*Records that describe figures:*
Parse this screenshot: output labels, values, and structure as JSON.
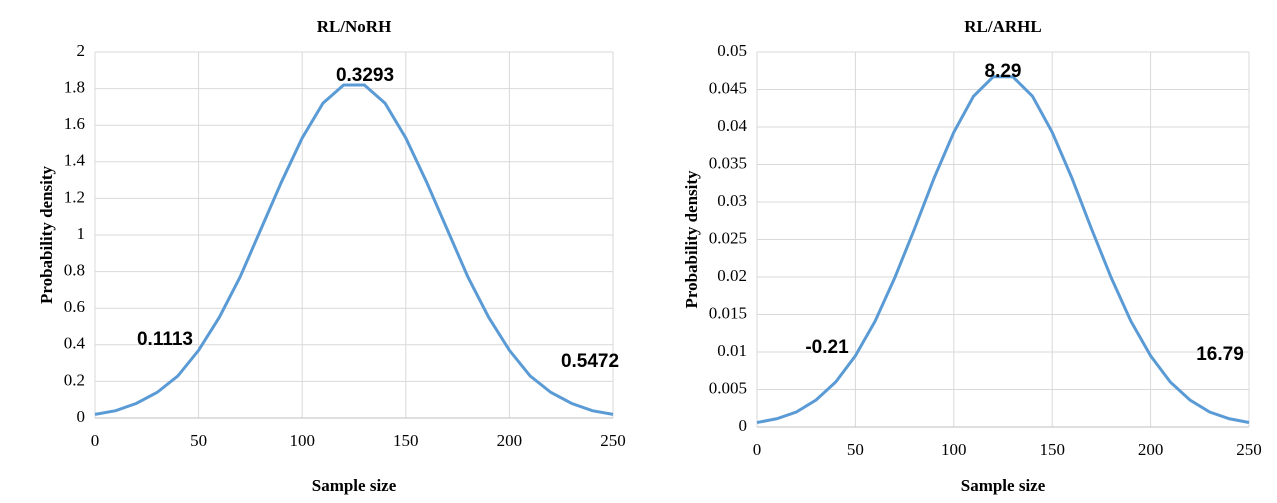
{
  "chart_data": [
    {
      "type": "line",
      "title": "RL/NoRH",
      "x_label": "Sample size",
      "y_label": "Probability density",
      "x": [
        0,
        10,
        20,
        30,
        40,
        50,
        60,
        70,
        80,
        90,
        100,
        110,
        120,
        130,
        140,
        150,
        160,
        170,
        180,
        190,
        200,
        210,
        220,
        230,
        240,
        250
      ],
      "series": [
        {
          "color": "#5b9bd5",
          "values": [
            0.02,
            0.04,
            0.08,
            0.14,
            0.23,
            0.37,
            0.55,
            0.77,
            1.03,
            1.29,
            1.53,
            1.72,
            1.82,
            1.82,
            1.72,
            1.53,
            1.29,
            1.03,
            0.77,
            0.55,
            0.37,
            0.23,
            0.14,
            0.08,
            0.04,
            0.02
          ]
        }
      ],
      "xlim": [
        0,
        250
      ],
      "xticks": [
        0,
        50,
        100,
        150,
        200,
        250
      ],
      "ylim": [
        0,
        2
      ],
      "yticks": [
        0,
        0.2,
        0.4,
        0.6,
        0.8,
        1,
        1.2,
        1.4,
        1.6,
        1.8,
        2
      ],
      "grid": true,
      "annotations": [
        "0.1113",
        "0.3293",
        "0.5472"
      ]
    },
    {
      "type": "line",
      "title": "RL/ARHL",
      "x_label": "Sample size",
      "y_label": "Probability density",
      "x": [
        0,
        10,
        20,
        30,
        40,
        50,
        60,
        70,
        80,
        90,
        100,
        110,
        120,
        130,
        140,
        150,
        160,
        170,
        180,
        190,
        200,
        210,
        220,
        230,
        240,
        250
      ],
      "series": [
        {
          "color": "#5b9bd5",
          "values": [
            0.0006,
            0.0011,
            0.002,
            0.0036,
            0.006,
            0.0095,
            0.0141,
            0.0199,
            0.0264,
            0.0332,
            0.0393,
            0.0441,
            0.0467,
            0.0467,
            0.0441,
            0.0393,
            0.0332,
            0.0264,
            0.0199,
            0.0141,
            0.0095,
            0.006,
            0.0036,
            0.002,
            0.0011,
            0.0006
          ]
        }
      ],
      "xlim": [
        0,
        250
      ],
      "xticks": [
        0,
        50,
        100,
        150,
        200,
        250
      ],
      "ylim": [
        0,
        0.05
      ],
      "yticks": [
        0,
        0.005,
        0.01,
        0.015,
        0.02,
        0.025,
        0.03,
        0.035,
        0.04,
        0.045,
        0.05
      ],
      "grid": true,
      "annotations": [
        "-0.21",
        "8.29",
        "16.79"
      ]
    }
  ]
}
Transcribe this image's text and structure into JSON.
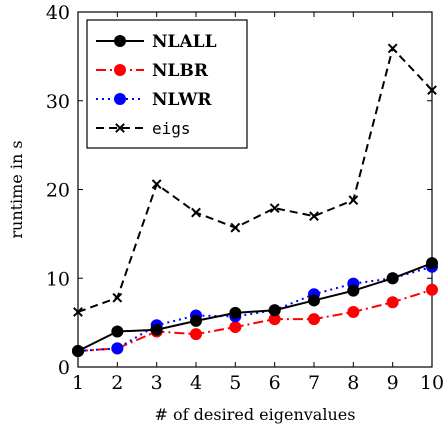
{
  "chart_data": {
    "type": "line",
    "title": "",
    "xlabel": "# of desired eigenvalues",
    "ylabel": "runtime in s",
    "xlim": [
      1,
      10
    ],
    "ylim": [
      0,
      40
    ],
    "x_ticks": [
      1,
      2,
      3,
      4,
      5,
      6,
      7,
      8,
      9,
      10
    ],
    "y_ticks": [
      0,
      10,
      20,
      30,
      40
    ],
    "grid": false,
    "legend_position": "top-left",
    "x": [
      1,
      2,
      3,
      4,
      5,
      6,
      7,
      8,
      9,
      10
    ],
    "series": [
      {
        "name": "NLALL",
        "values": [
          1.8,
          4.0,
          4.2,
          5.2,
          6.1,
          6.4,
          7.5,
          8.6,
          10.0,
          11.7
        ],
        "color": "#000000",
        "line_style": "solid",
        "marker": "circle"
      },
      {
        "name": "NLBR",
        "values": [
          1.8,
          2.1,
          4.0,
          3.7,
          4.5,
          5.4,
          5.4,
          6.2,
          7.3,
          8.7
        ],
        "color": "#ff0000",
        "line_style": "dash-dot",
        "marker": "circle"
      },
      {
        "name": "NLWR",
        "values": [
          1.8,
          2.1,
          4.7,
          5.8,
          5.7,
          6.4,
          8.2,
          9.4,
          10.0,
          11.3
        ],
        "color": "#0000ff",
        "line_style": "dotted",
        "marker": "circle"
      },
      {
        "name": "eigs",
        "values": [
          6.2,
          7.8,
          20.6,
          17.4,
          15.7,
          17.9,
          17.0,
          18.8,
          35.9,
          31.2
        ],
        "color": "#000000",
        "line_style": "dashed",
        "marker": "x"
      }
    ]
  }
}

*Given instruction:* Give back each entry exactly as it appears, with no pictures.

*Response to this task:*
Parse this screenshot: output labels, values, and structure as JSON.
{
  "chart_data": [
    {
      "type": "line",
      "title": "RL/NoRH",
      "x_label": "Sample size",
      "y_label": "Probability density",
      "x": [
        0,
        10,
        20,
        30,
        40,
        50,
        60,
        70,
        80,
        90,
        100,
        110,
        120,
        130,
        140,
        150,
        160,
        170,
        180,
        190,
        200,
        210,
        220,
        230,
        240,
        250
      ],
      "series": [
        {
          "color": "#5b9bd5",
          "values": [
            0.02,
            0.04,
            0.08,
            0.14,
            0.23,
            0.37,
            0.55,
            0.77,
            1.03,
            1.29,
            1.53,
            1.72,
            1.82,
            1.82,
            1.72,
            1.53,
            1.29,
            1.03,
            0.77,
            0.55,
            0.37,
            0.23,
            0.14,
            0.08,
            0.04,
            0.02
          ]
        }
      ],
      "xlim": [
        0,
        250
      ],
      "xticks": [
        0,
        50,
        100,
        150,
        200,
        250
      ],
      "ylim": [
        0,
        2
      ],
      "yticks": [
        0,
        0.2,
        0.4,
        0.6,
        0.8,
        1,
        1.2,
        1.4,
        1.6,
        1.8,
        2
      ],
      "grid": true,
      "annotations": [
        "0.1113",
        "0.3293",
        "0.5472"
      ]
    },
    {
      "type": "line",
      "title": "RL/ARHL",
      "x_label": "Sample size",
      "y_label": "Probability density",
      "x": [
        0,
        10,
        20,
        30,
        40,
        50,
        60,
        70,
        80,
        90,
        100,
        110,
        120,
        130,
        140,
        150,
        160,
        170,
        180,
        190,
        200,
        210,
        220,
        230,
        240,
        250
      ],
      "series": [
        {
          "color": "#5b9bd5",
          "values": [
            0.0006,
            0.0011,
            0.002,
            0.0036,
            0.006,
            0.0095,
            0.0141,
            0.0199,
            0.0264,
            0.0332,
            0.0393,
            0.0441,
            0.0467,
            0.0467,
            0.0441,
            0.0393,
            0.0332,
            0.0264,
            0.0199,
            0.0141,
            0.0095,
            0.006,
            0.0036,
            0.002,
            0.0011,
            0.0006
          ]
        }
      ],
      "xlim": [
        0,
        250
      ],
      "xticks": [
        0,
        50,
        100,
        150,
        200,
        250
      ],
      "ylim": [
        0,
        0.05
      ],
      "yticks": [
        0,
        0.005,
        0.01,
        0.015,
        0.02,
        0.025,
        0.03,
        0.035,
        0.04,
        0.045,
        0.05
      ],
      "grid": true,
      "annotations": [
        "-0.21",
        "8.29",
        "16.79"
      ]
    }
  ]
}
Transcribe this image's text and structure into JSON.
{
  "chart_data": {
    "type": "line",
    "title": "",
    "xlabel": "# of desired eigenvalues",
    "ylabel": "runtime in s",
    "xlim": [
      1,
      10
    ],
    "ylim": [
      0,
      40
    ],
    "x_ticks": [
      1,
      2,
      3,
      4,
      5,
      6,
      7,
      8,
      9,
      10
    ],
    "y_ticks": [
      0,
      10,
      20,
      30,
      40
    ],
    "grid": false,
    "legend_position": "top-left",
    "x": [
      1,
      2,
      3,
      4,
      5,
      6,
      7,
      8,
      9,
      10
    ],
    "series": [
      {
        "name": "NLALL",
        "values": [
          1.8,
          4.0,
          4.2,
          5.2,
          6.1,
          6.4,
          7.5,
          8.6,
          10.0,
          11.7
        ],
        "color": "#000000",
        "line_style": "solid",
        "marker": "circle"
      },
      {
        "name": "NLBR",
        "values": [
          1.8,
          2.1,
          4.0,
          3.7,
          4.5,
          5.4,
          5.4,
          6.2,
          7.3,
          8.7
        ],
        "color": "#ff0000",
        "line_style": "dash-dot",
        "marker": "circle"
      },
      {
        "name": "NLWR",
        "values": [
          1.8,
          2.1,
          4.7,
          5.8,
          5.7,
          6.4,
          8.2,
          9.4,
          10.0,
          11.3
        ],
        "color": "#0000ff",
        "line_style": "dotted",
        "marker": "circle"
      },
      {
        "name": "eigs",
        "values": [
          6.2,
          7.8,
          20.6,
          17.4,
          15.7,
          17.9,
          17.0,
          18.8,
          35.9,
          31.2
        ],
        "color": "#000000",
        "line_style": "dashed",
        "marker": "x"
      }
    ]
  }
}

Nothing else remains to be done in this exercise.